*Work required*. Restate the records that follow word for word; no pictures should appear.

Items from a figure collection
****
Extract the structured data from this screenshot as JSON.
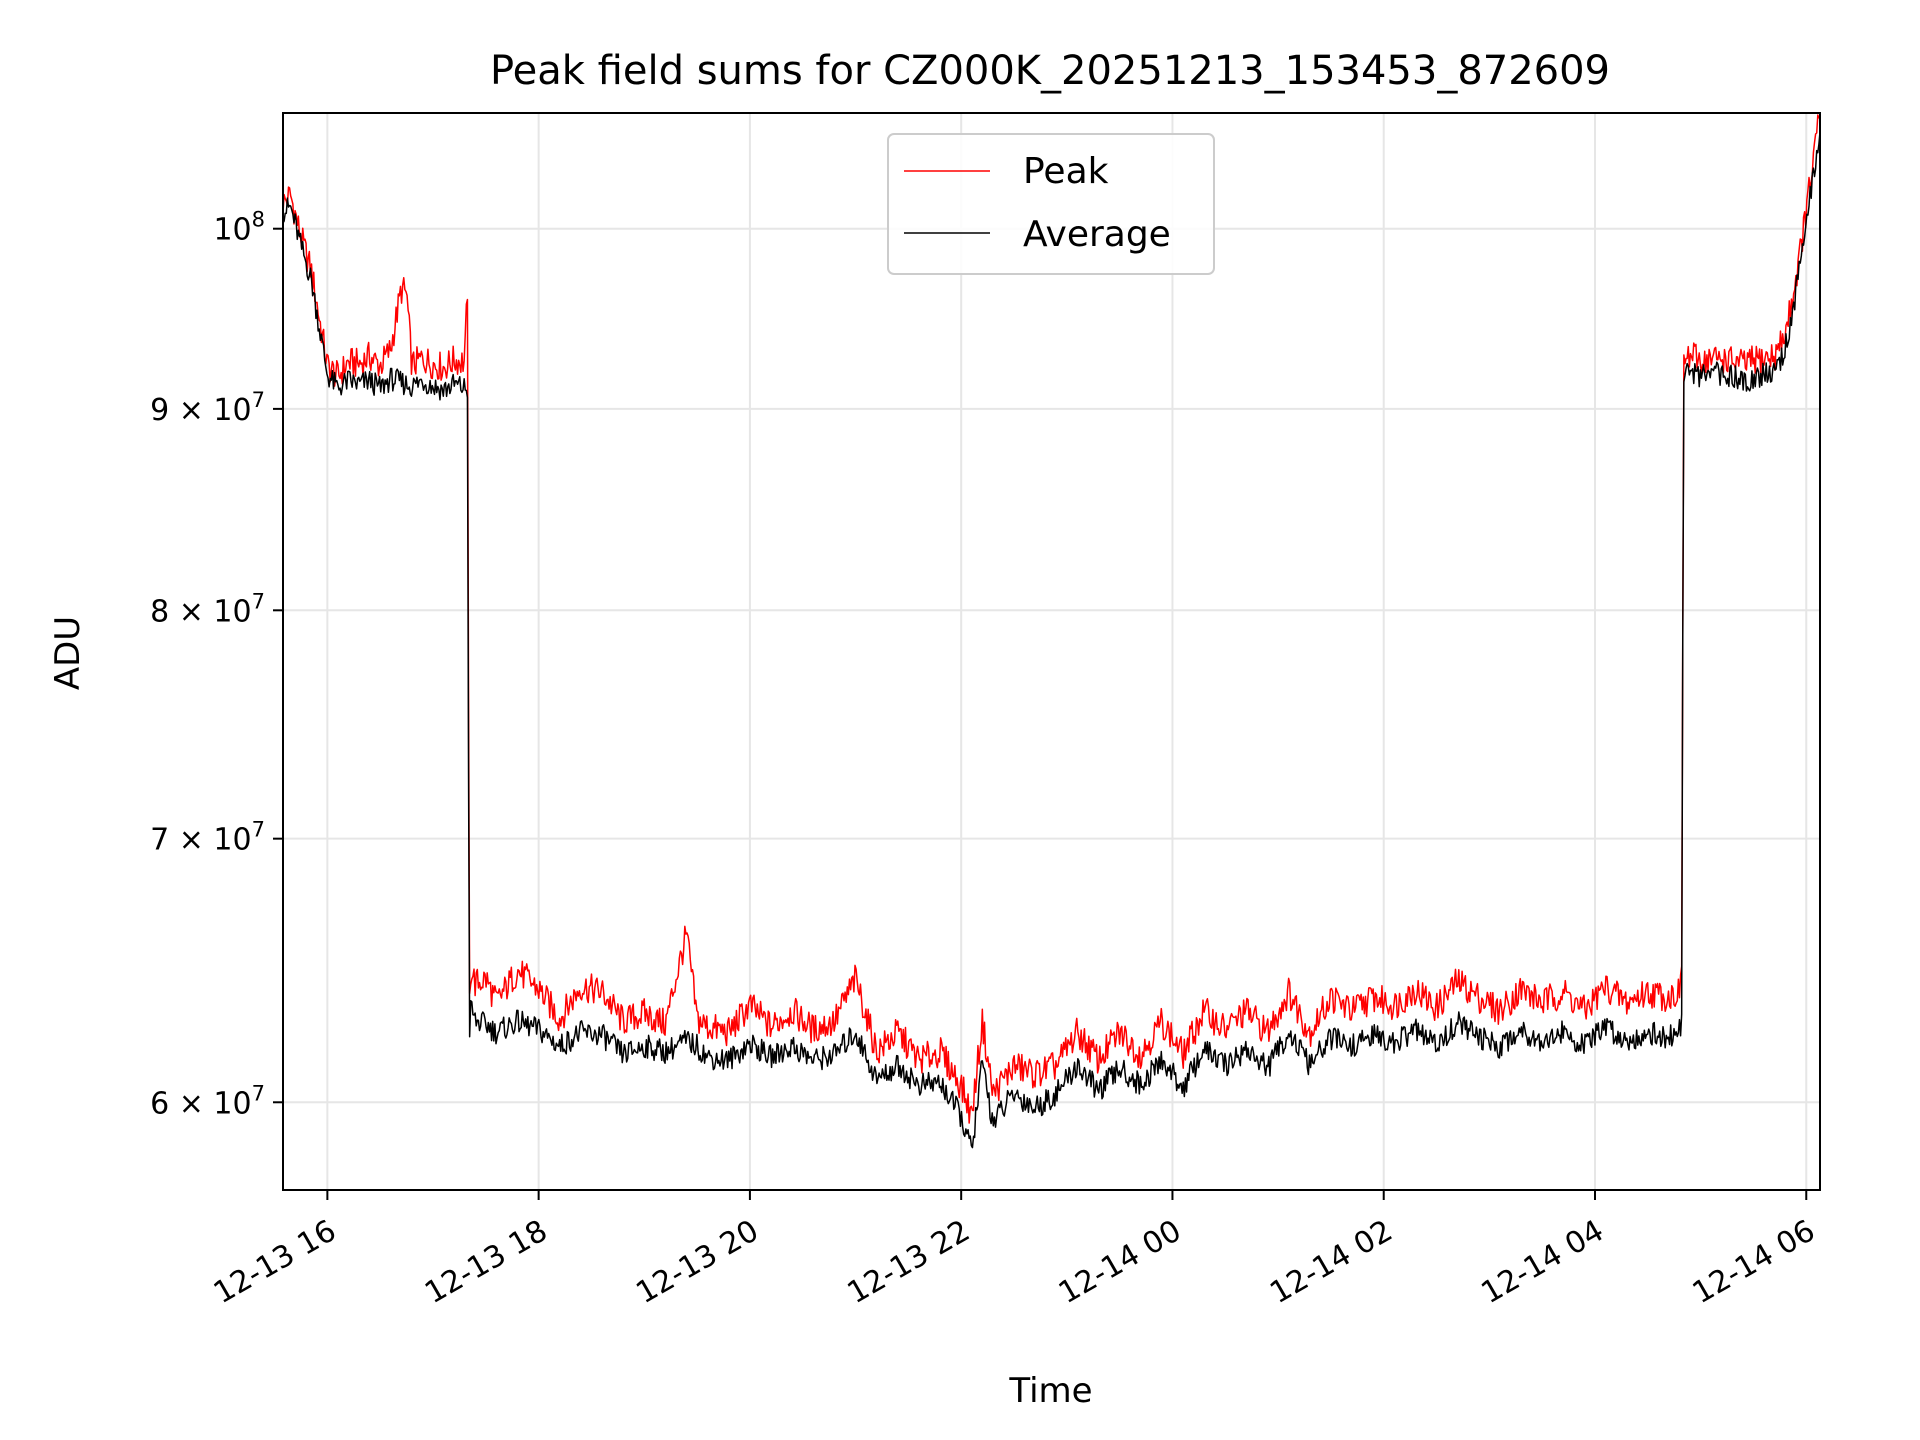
{
  "chart_data": {
    "type": "line",
    "title": "Peak field sums for CZ000K_20251213_153453_872609",
    "xlabel": "Time",
    "ylabel": "ADU",
    "yscale": "log",
    "grid": true,
    "legend_position": "top-center",
    "x_range_hours": [
      15.58,
      30.13
    ],
    "y_range": [
      57000000,
      107000000
    ],
    "x_ticks": [
      {
        "value": 16,
        "label": "12-13 16"
      },
      {
        "value": 18,
        "label": "12-13 18"
      },
      {
        "value": 20,
        "label": "12-13 20"
      },
      {
        "value": 22,
        "label": "12-13 22"
      },
      {
        "value": 24,
        "label": "12-14 00"
      },
      {
        "value": 26,
        "label": "12-14 02"
      },
      {
        "value": 28,
        "label": "12-14 04"
      },
      {
        "value": 30,
        "label": "12-14 06"
      }
    ],
    "y_ticks": [
      {
        "value": 60000000,
        "base": "6",
        "exp": "7"
      },
      {
        "value": 70000000,
        "base": "7",
        "exp": "7"
      },
      {
        "value": 80000000,
        "base": "8",
        "exp": "7"
      },
      {
        "value": 90000000,
        "base": "9",
        "exp": "7"
      },
      {
        "value": 100000000,
        "base": "",
        "exp": "8"
      }
    ],
    "y_tick_base_prefix": "× 10",
    "y_tick_ten": "10",
    "series": [
      {
        "name": "Peak",
        "color": "#ff0000",
        "x": [
          15.58,
          15.65,
          15.75,
          15.85,
          15.95,
          16.0,
          16.1,
          16.2,
          16.3,
          16.4,
          16.5,
          16.6,
          16.7,
          16.75,
          16.8,
          16.9,
          17.0,
          17.1,
          17.2,
          17.3,
          17.33,
          17.34,
          17.36,
          17.4,
          17.5,
          17.6,
          17.8,
          18.0,
          18.2,
          18.4,
          18.6,
          18.8,
          19.0,
          19.2,
          19.4,
          19.5,
          19.6,
          19.8,
          20.0,
          20.2,
          20.4,
          20.6,
          20.8,
          21.0,
          21.2,
          21.4,
          21.6,
          21.8,
          22.0,
          22.1,
          22.2,
          22.3,
          22.5,
          22.7,
          22.9,
          23.1,
          23.3,
          23.5,
          23.7,
          23.9,
          24.1,
          24.3,
          24.5,
          24.7,
          24.9,
          25.1,
          25.3,
          25.5,
          25.7,
          25.9,
          26.1,
          26.3,
          26.5,
          26.7,
          26.9,
          27.1,
          27.3,
          27.5,
          27.7,
          27.9,
          28.1,
          28.3,
          28.5,
          28.7,
          28.82,
          28.84,
          28.9,
          29.0,
          29.2,
          29.4,
          29.6,
          29.7,
          29.8,
          29.9,
          30.0,
          30.13
        ],
        "values": [
          101500000,
          102000000,
          99500000,
          97500000,
          94000000,
          92300000,
          91700000,
          92500000,
          92400000,
          92800000,
          92300000,
          93200000,
          96500000,
          96300000,
          92300000,
          92700000,
          92400000,
          92200000,
          92600000,
          92500000,
          97200000,
          63000000,
          65000000,
          64300000,
          64500000,
          63600000,
          64800000,
          64100000,
          63000000,
          64200000,
          64000000,
          62900000,
          63200000,
          62800000,
          66200000,
          63000000,
          62700000,
          62500000,
          63500000,
          62700000,
          63300000,
          62600000,
          62900000,
          64500000,
          61800000,
          62500000,
          61500000,
          61800000,
          60600000,
          59500000,
          62900000,
          60300000,
          61300000,
          61000000,
          61300000,
          62500000,
          61500000,
          62500000,
          61700000,
          62900000,
          61700000,
          63300000,
          62600000,
          63300000,
          62500000,
          64000000,
          62500000,
          63800000,
          63300000,
          63800000,
          63500000,
          64100000,
          63400000,
          64400000,
          63800000,
          63300000,
          64100000,
          63600000,
          64000000,
          63300000,
          64200000,
          63600000,
          64000000,
          63800000,
          64100000,
          92500000,
          92800000,
          92600000,
          92700000,
          92400000,
          92700000,
          92800000,
          94000000,
          97000000,
          101000000,
          107000000
        ]
      },
      {
        "name": "Average",
        "color": "#000000",
        "x": [
          15.58,
          15.65,
          15.75,
          15.85,
          15.95,
          16.0,
          16.1,
          16.2,
          16.3,
          16.4,
          16.5,
          16.6,
          16.7,
          16.75,
          16.8,
          16.9,
          17.0,
          17.1,
          17.2,
          17.3,
          17.33,
          17.34,
          17.36,
          17.4,
          17.5,
          17.6,
          17.8,
          18.0,
          18.2,
          18.4,
          18.6,
          18.8,
          19.0,
          19.2,
          19.4,
          19.5,
          19.6,
          19.8,
          20.0,
          20.2,
          20.4,
          20.6,
          20.8,
          21.0,
          21.2,
          21.4,
          21.6,
          21.8,
          22.0,
          22.1,
          22.2,
          22.3,
          22.5,
          22.7,
          22.9,
          23.1,
          23.3,
          23.5,
          23.7,
          23.9,
          24.1,
          24.3,
          24.5,
          24.7,
          24.9,
          25.1,
          25.3,
          25.5,
          25.7,
          25.9,
          26.1,
          26.3,
          26.5,
          26.7,
          26.9,
          27.1,
          27.3,
          27.5,
          27.7,
          27.9,
          28.1,
          28.3,
          28.5,
          28.7,
          28.82,
          28.84,
          28.9,
          29.0,
          29.2,
          29.4,
          29.6,
          29.7,
          29.8,
          29.9,
          30.0,
          30.13
        ],
        "values": [
          101000000,
          101300000,
          99000000,
          97000000,
          93500000,
          91800000,
          91100000,
          91500000,
          91300000,
          91500000,
          91100000,
          91600000,
          91400000,
          91300000,
          91200000,
          91500000,
          91200000,
          91000000,
          91300000,
          91100000,
          91000000,
          62200000,
          63500000,
          62900000,
          62800000,
          62500000,
          62900000,
          62600000,
          62000000,
          62500000,
          62400000,
          61700000,
          62000000,
          61800000,
          62200000,
          62000000,
          61600000,
          61500000,
          62100000,
          61600000,
          62000000,
          61500000,
          61700000,
          62500000,
          60800000,
          61300000,
          60600000,
          60700000,
          59500000,
          58300000,
          61400000,
          59300000,
          60300000,
          59800000,
          60300000,
          61300000,
          60400000,
          61200000,
          60600000,
          61500000,
          60500000,
          61900000,
          61300000,
          61900000,
          61200000,
          62500000,
          61300000,
          62300000,
          62000000,
          62400000,
          62100000,
          62600000,
          62000000,
          62900000,
          62300000,
          62000000,
          62600000,
          62200000,
          62500000,
          62000000,
          62700000,
          62200000,
          62500000,
          62300000,
          62700000,
          91800000,
          92000000,
          91700000,
          91900000,
          91500000,
          91800000,
          92000000,
          93200000,
          96200000,
          100200000,
          106000000
        ]
      }
    ]
  }
}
****
*Task response*.
Extract the structured data from this screenshot as JSON.
{
  "chart_data": {
    "type": "line",
    "title": "Peak field sums for CZ000K_20251213_153453_872609",
    "xlabel": "Time",
    "ylabel": "ADU",
    "yscale": "log",
    "grid": true,
    "legend_position": "top-center",
    "x_range_hours": [
      15.58,
      30.13
    ],
    "y_range": [
      57000000,
      107000000
    ],
    "x_ticks": [
      {
        "value": 16,
        "label": "12-13 16"
      },
      {
        "value": 18,
        "label": "12-13 18"
      },
      {
        "value": 20,
        "label": "12-13 20"
      },
      {
        "value": 22,
        "label": "12-13 22"
      },
      {
        "value": 24,
        "label": "12-14 00"
      },
      {
        "value": 26,
        "label": "12-14 02"
      },
      {
        "value": 28,
        "label": "12-14 04"
      },
      {
        "value": 30,
        "label": "12-14 06"
      }
    ],
    "y_ticks": [
      {
        "value": 60000000,
        "base": "6",
        "exp": "7"
      },
      {
        "value": 70000000,
        "base": "7",
        "exp": "7"
      },
      {
        "value": 80000000,
        "base": "8",
        "exp": "7"
      },
      {
        "value": 90000000,
        "base": "9",
        "exp": "7"
      },
      {
        "value": 100000000,
        "base": "",
        "exp": "8"
      }
    ],
    "y_tick_base_prefix": "× 10",
    "y_tick_ten": "10",
    "series": [
      {
        "name": "Peak",
        "color": "#ff0000",
        "x": [
          15.58,
          15.65,
          15.75,
          15.85,
          15.95,
          16.0,
          16.1,
          16.2,
          16.3,
          16.4,
          16.5,
          16.6,
          16.7,
          16.75,
          16.8,
          16.9,
          17.0,
          17.1,
          17.2,
          17.3,
          17.33,
          17.34,
          17.36,
          17.4,
          17.5,
          17.6,
          17.8,
          18.0,
          18.2,
          18.4,
          18.6,
          18.8,
          19.0,
          19.2,
          19.4,
          19.5,
          19.6,
          19.8,
          20.0,
          20.2,
          20.4,
          20.6,
          20.8,
          21.0,
          21.2,
          21.4,
          21.6,
          21.8,
          22.0,
          22.1,
          22.2,
          22.3,
          22.5,
          22.7,
          22.9,
          23.1,
          23.3,
          23.5,
          23.7,
          23.9,
          24.1,
          24.3,
          24.5,
          24.7,
          24.9,
          25.1,
          25.3,
          25.5,
          25.7,
          25.9,
          26.1,
          26.3,
          26.5,
          26.7,
          26.9,
          27.1,
          27.3,
          27.5,
          27.7,
          27.9,
          28.1,
          28.3,
          28.5,
          28.7,
          28.82,
          28.84,
          28.9,
          29.0,
          29.2,
          29.4,
          29.6,
          29.7,
          29.8,
          29.9,
          30.0,
          30.13
        ],
        "values": [
          101500000,
          102000000,
          99500000,
          97500000,
          94000000,
          92300000,
          91700000,
          92500000,
          92400000,
          92800000,
          92300000,
          93200000,
          96500000,
          96300000,
          92300000,
          92700000,
          92400000,
          92200000,
          92600000,
          92500000,
          97200000,
          63000000,
          65000000,
          64300000,
          64500000,
          63600000,
          64800000,
          64100000,
          63000000,
          64200000,
          64000000,
          62900000,
          63200000,
          62800000,
          66200000,
          63000000,
          62700000,
          62500000,
          63500000,
          62700000,
          63300000,
          62600000,
          62900000,
          64500000,
          61800000,
          62500000,
          61500000,
          61800000,
          60600000,
          59500000,
          62900000,
          60300000,
          61300000,
          61000000,
          61300000,
          62500000,
          61500000,
          62500000,
          61700000,
          62900000,
          61700000,
          63300000,
          62600000,
          63300000,
          62500000,
          64000000,
          62500000,
          63800000,
          63300000,
          63800000,
          63500000,
          64100000,
          63400000,
          64400000,
          63800000,
          63300000,
          64100000,
          63600000,
          64000000,
          63300000,
          64200000,
          63600000,
          64000000,
          63800000,
          64100000,
          92500000,
          92800000,
          92600000,
          92700000,
          92400000,
          92700000,
          92800000,
          94000000,
          97000000,
          101000000,
          107000000
        ]
      },
      {
        "name": "Average",
        "color": "#000000",
        "x": [
          15.58,
          15.65,
          15.75,
          15.85,
          15.95,
          16.0,
          16.1,
          16.2,
          16.3,
          16.4,
          16.5,
          16.6,
          16.7,
          16.75,
          16.8,
          16.9,
          17.0,
          17.1,
          17.2,
          17.3,
          17.33,
          17.34,
          17.36,
          17.4,
          17.5,
          17.6,
          17.8,
          18.0,
          18.2,
          18.4,
          18.6,
          18.8,
          19.0,
          19.2,
          19.4,
          19.5,
          19.6,
          19.8,
          20.0,
          20.2,
          20.4,
          20.6,
          20.8,
          21.0,
          21.2,
          21.4,
          21.6,
          21.8,
          22.0,
          22.1,
          22.2,
          22.3,
          22.5,
          22.7,
          22.9,
          23.1,
          23.3,
          23.5,
          23.7,
          23.9,
          24.1,
          24.3,
          24.5,
          24.7,
          24.9,
          25.1,
          25.3,
          25.5,
          25.7,
          25.9,
          26.1,
          26.3,
          26.5,
          26.7,
          26.9,
          27.1,
          27.3,
          27.5,
          27.7,
          27.9,
          28.1,
          28.3,
          28.5,
          28.7,
          28.82,
          28.84,
          28.9,
          29.0,
          29.2,
          29.4,
          29.6,
          29.7,
          29.8,
          29.9,
          30.0,
          30.13
        ],
        "values": [
          101000000,
          101300000,
          99000000,
          97000000,
          93500000,
          91800000,
          91100000,
          91500000,
          91300000,
          91500000,
          91100000,
          91600000,
          91400000,
          91300000,
          91200000,
          91500000,
          91200000,
          91000000,
          91300000,
          91100000,
          91000000,
          62200000,
          63500000,
          62900000,
          62800000,
          62500000,
          62900000,
          62600000,
          62000000,
          62500000,
          62400000,
          61700000,
          62000000,
          61800000,
          62200000,
          62000000,
          61600000,
          61500000,
          62100000,
          61600000,
          62000000,
          61500000,
          61700000,
          62500000,
          60800000,
          61300000,
          60600000,
          60700000,
          59500000,
          58300000,
          61400000,
          59300000,
          60300000,
          59800000,
          60300000,
          61300000,
          60400000,
          61200000,
          60600000,
          61500000,
          60500000,
          61900000,
          61300000,
          61900000,
          61200000,
          62500000,
          61300000,
          62300000,
          62000000,
          62400000,
          62100000,
          62600000,
          62000000,
          62900000,
          62300000,
          62000000,
          62600000,
          62200000,
          62500000,
          62000000,
          62700000,
          62200000,
          62500000,
          62300000,
          62700000,
          91800000,
          92000000,
          91700000,
          91900000,
          91500000,
          91800000,
          92000000,
          93200000,
          96200000,
          100200000,
          106000000
        ]
      }
    ]
  }
}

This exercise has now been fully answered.